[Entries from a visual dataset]

☆ ☆ ☆ ☆ ☆ ☆ ☆

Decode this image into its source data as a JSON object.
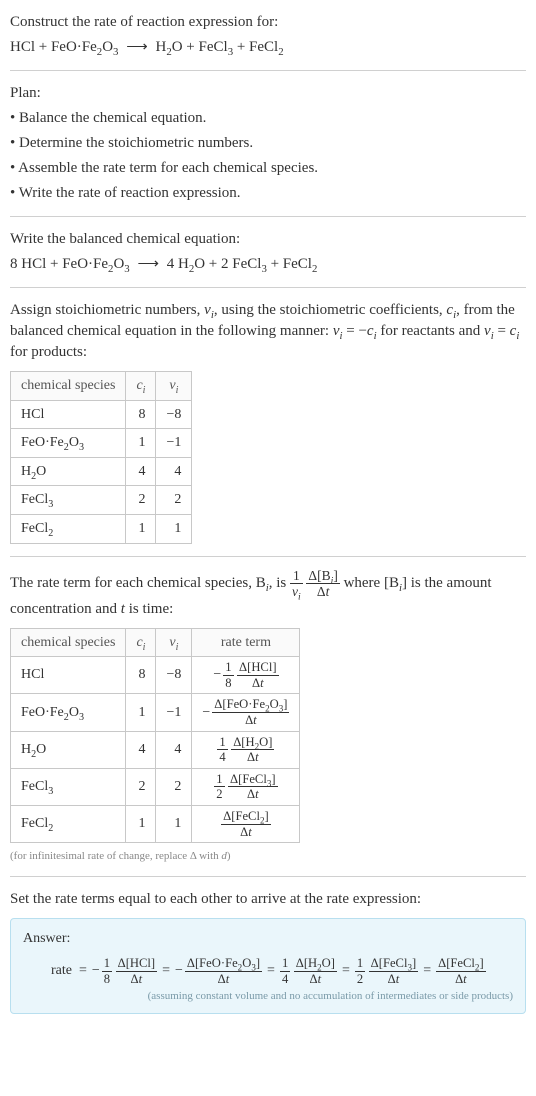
{
  "intro": {
    "line1": "Construct the rate of reaction expression for:",
    "unbalanced": "HCl + FeO·Fe<sub>2</sub>O<sub>3</sub> <span class='arrow'>⟶</span> H<sub>2</sub>O + FeCl<sub>3</sub> + FeCl<sub>2</sub>"
  },
  "plan": {
    "heading": "Plan:",
    "items": [
      "• Balance the chemical equation.",
      "• Determine the stoichiometric numbers.",
      "• Assemble the rate term for each chemical species.",
      "• Write the rate of reaction expression."
    ]
  },
  "balanced": {
    "heading": "Write the balanced chemical equation:",
    "eq": "8 HCl + FeO·Fe<sub>2</sub>O<sub>3</sub> <span class='arrow'>⟶</span> 4 H<sub>2</sub>O + 2 FeCl<sub>3</sub> + FeCl<sub>2</sub>"
  },
  "assign": {
    "text": "Assign stoichiometric numbers, <i>ν<sub>i</sub></i>, using the stoichiometric coefficients, <i>c<sub>i</sub></i>, from the balanced chemical equation in the following manner: <i>ν<sub>i</sub></i> = −<i>c<sub>i</sub></i> for reactants and <i>ν<sub>i</sub></i> = <i>c<sub>i</sub></i> for products:"
  },
  "table1": {
    "headers": [
      "chemical species",
      "<i>c<sub>i</sub></i>",
      "<i>ν<sub>i</sub></i>"
    ],
    "rows": [
      {
        "species": "HCl",
        "c": "8",
        "nu": "−8"
      },
      {
        "species": "FeO·Fe<sub>2</sub>O<sub>3</sub>",
        "c": "1",
        "nu": "−1"
      },
      {
        "species": "H<sub>2</sub>O",
        "c": "4",
        "nu": "4"
      },
      {
        "species": "FeCl<sub>3</sub>",
        "c": "2",
        "nu": "2"
      },
      {
        "species": "FeCl<sub>2</sub>",
        "c": "1",
        "nu": "1"
      }
    ]
  },
  "rateterm": {
    "text_pre": "The rate term for each chemical species, B<sub><i>i</i></sub>, is ",
    "text_post": " where [B<sub><i>i</i></sub>] is the amount concentration and <i>t</i> is time:",
    "frac1": {
      "num": "1",
      "den": "<i>ν<sub>i</sub></i>"
    },
    "frac2": {
      "num": "Δ[B<sub><i>i</i></sub>]",
      "den": "Δ<i>t</i>"
    }
  },
  "table2": {
    "headers": [
      "chemical species",
      "<i>c<sub>i</sub></i>",
      "<i>ν<sub>i</sub></i>",
      "rate term"
    ],
    "rows": [
      {
        "species": "HCl",
        "c": "8",
        "nu": "−8",
        "rt": "<span class='neg'>−</span><span class='frac'><span class='num'>1</span><span class='den'>8</span></span> <span class='frac'><span class='num'>Δ[HCl]</span><span class='den'>Δ<i>t</i></span></span>"
      },
      {
        "species": "FeO·Fe<sub>2</sub>O<sub>3</sub>",
        "c": "1",
        "nu": "−1",
        "rt": "<span class='neg'>−</span><span class='frac'><span class='num'>Δ[FeO·Fe<sub>2</sub>O<sub>3</sub>]</span><span class='den'>Δ<i>t</i></span></span>"
      },
      {
        "species": "H<sub>2</sub>O",
        "c": "4",
        "nu": "4",
        "rt": "<span class='frac'><span class='num'>1</span><span class='den'>4</span></span> <span class='frac'><span class='num'>Δ[H<sub>2</sub>O]</span><span class='den'>Δ<i>t</i></span></span>"
      },
      {
        "species": "FeCl<sub>3</sub>",
        "c": "2",
        "nu": "2",
        "rt": "<span class='frac'><span class='num'>1</span><span class='den'>2</span></span> <span class='frac'><span class='num'>Δ[FeCl<sub>3</sub>]</span><span class='den'>Δ<i>t</i></span></span>"
      },
      {
        "species": "FeCl<sub>2</sub>",
        "c": "1",
        "nu": "1",
        "rt": "<span class='frac'><span class='num'>Δ[FeCl<sub>2</sub>]</span><span class='den'>Δ<i>t</i></span></span>"
      }
    ],
    "note": "(for infinitesimal rate of change, replace Δ with <i>d</i>)"
  },
  "final": {
    "heading": "Set the rate terms equal to each other to arrive at the rate expression:",
    "answer_label": "Answer:",
    "rate_eq": "<span class='whole'>rate</span><span class='eq'>=</span><span class='neg'>−</span><span class='frac'><span class='num'>1</span><span class='den'>8</span></span> <span class='frac'><span class='num'>Δ[HCl]</span><span class='den'>Δ<i>t</i></span></span><span class='eq'>=</span><span class='neg'>−</span><span class='frac'><span class='num'>Δ[FeO·Fe<sub>2</sub>O<sub>3</sub>]</span><span class='den'>Δ<i>t</i></span></span><span class='eq'>=</span><span class='frac'><span class='num'>1</span><span class='den'>4</span></span> <span class='frac'><span class='num'>Δ[H<sub>2</sub>O]</span><span class='den'>Δ<i>t</i></span></span><span class='eq'>=</span><span class='frac'><span class='num'>1</span><span class='den'>2</span></span> <span class='frac'><span class='num'>Δ[FeCl<sub>3</sub>]</span><span class='den'>Δ<i>t</i></span></span><span class='eq'>=</span><span class='frac'><span class='num'>Δ[FeCl<sub>2</sub>]</span><span class='den'>Δ<i>t</i></span></span>",
    "note": "(assuming constant volume and no accumulation of intermediates or side products)"
  },
  "colors": {
    "text": "#333333",
    "rule": "#d0d0d0",
    "table_border": "#c8c8c8",
    "answer_bg": "#eaf6fb",
    "answer_border": "#b8dfef",
    "note": "#888888"
  }
}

☆ ☆ ☆ ☆ ☆ ☆ ☆

### Task objective
The records above need to be restated word for word, with the pictures left out.

### Result for this exercise
Decode this image into its source data as a JSON object.
{
  "intro": {
    "line1": "Construct the rate of reaction expression for:",
    "unbalanced": "HCl + FeO·Fe<sub>2</sub>O<sub>3</sub> <span class='arrow'>⟶</span> H<sub>2</sub>O + FeCl<sub>3</sub> + FeCl<sub>2</sub>"
  },
  "plan": {
    "heading": "Plan:",
    "items": [
      "• Balance the chemical equation.",
      "• Determine the stoichiometric numbers.",
      "• Assemble the rate term for each chemical species.",
      "• Write the rate of reaction expression."
    ]
  },
  "balanced": {
    "heading": "Write the balanced chemical equation:",
    "eq": "8 HCl + FeO·Fe<sub>2</sub>O<sub>3</sub> <span class='arrow'>⟶</span> 4 H<sub>2</sub>O + 2 FeCl<sub>3</sub> + FeCl<sub>2</sub>"
  },
  "assign": {
    "text": "Assign stoichiometric numbers, <i>ν<sub>i</sub></i>, using the stoichiometric coefficients, <i>c<sub>i</sub></i>, from the balanced chemical equation in the following manner: <i>ν<sub>i</sub></i> = −<i>c<sub>i</sub></i> for reactants and <i>ν<sub>i</sub></i> = <i>c<sub>i</sub></i> for products:"
  },
  "table1": {
    "headers": [
      "chemical species",
      "<i>c<sub>i</sub></i>",
      "<i>ν<sub>i</sub></i>"
    ],
    "rows": [
      {
        "species": "HCl",
        "c": "8",
        "nu": "−8"
      },
      {
        "species": "FeO·Fe<sub>2</sub>O<sub>3</sub>",
        "c": "1",
        "nu": "−1"
      },
      {
        "species": "H<sub>2</sub>O",
        "c": "4",
        "nu": "4"
      },
      {
        "species": "FeCl<sub>3</sub>",
        "c": "2",
        "nu": "2"
      },
      {
        "species": "FeCl<sub>2</sub>",
        "c": "1",
        "nu": "1"
      }
    ]
  },
  "rateterm": {
    "text_pre": "The rate term for each chemical species, B<sub><i>i</i></sub>, is ",
    "text_post": " where [B<sub><i>i</i></sub>] is the amount concentration and <i>t</i> is time:",
    "frac1": {
      "num": "1",
      "den": "<i>ν<sub>i</sub></i>"
    },
    "frac2": {
      "num": "Δ[B<sub><i>i</i></sub>]",
      "den": "Δ<i>t</i>"
    }
  },
  "table2": {
    "headers": [
      "chemical species",
      "<i>c<sub>i</sub></i>",
      "<i>ν<sub>i</sub></i>",
      "rate term"
    ],
    "rows": [
      {
        "species": "HCl",
        "c": "8",
        "nu": "−8",
        "rt": "<span class='neg'>−</span><span class='frac'><span class='num'>1</span><span class='den'>8</span></span> <span class='frac'><span class='num'>Δ[HCl]</span><span class='den'>Δ<i>t</i></span></span>"
      },
      {
        "species": "FeO·Fe<sub>2</sub>O<sub>3</sub>",
        "c": "1",
        "nu": "−1",
        "rt": "<span class='neg'>−</span><span class='frac'><span class='num'>Δ[FeO·Fe<sub>2</sub>O<sub>3</sub>]</span><span class='den'>Δ<i>t</i></span></span>"
      },
      {
        "species": "H<sub>2</sub>O",
        "c": "4",
        "nu": "4",
        "rt": "<span class='frac'><span class='num'>1</span><span class='den'>4</span></span> <span class='frac'><span class='num'>Δ[H<sub>2</sub>O]</span><span class='den'>Δ<i>t</i></span></span>"
      },
      {
        "species": "FeCl<sub>3</sub>",
        "c": "2",
        "nu": "2",
        "rt": "<span class='frac'><span class='num'>1</span><span class='den'>2</span></span> <span class='frac'><span class='num'>Δ[FeCl<sub>3</sub>]</span><span class='den'>Δ<i>t</i></span></span>"
      },
      {
        "species": "FeCl<sub>2</sub>",
        "c": "1",
        "nu": "1",
        "rt": "<span class='frac'><span class='num'>Δ[FeCl<sub>2</sub>]</span><span class='den'>Δ<i>t</i></span></span>"
      }
    ],
    "note": "(for infinitesimal rate of change, replace Δ with <i>d</i>)"
  },
  "final": {
    "heading": "Set the rate terms equal to each other to arrive at the rate expression:",
    "answer_label": "Answer:",
    "rate_eq": "<span class='whole'>rate</span><span class='eq'>=</span><span class='neg'>−</span><span class='frac'><span class='num'>1</span><span class='den'>8</span></span> <span class='frac'><span class='num'>Δ[HCl]</span><span class='den'>Δ<i>t</i></span></span><span class='eq'>=</span><span class='neg'>−</span><span class='frac'><span class='num'>Δ[FeO·Fe<sub>2</sub>O<sub>3</sub>]</span><span class='den'>Δ<i>t</i></span></span><span class='eq'>=</span><span class='frac'><span class='num'>1</span><span class='den'>4</span></span> <span class='frac'><span class='num'>Δ[H<sub>2</sub>O]</span><span class='den'>Δ<i>t</i></span></span><span class='eq'>=</span><span class='frac'><span class='num'>1</span><span class='den'>2</span></span> <span class='frac'><span class='num'>Δ[FeCl<sub>3</sub>]</span><span class='den'>Δ<i>t</i></span></span><span class='eq'>=</span><span class='frac'><span class='num'>Δ[FeCl<sub>2</sub>]</span><span class='den'>Δ<i>t</i></span></span>",
    "note": "(assuming constant volume and no accumulation of intermediates or side products)"
  },
  "colors": {
    "text": "#333333",
    "rule": "#d0d0d0",
    "table_border": "#c8c8c8",
    "answer_bg": "#eaf6fb",
    "answer_border": "#b8dfef",
    "note": "#888888"
  }
}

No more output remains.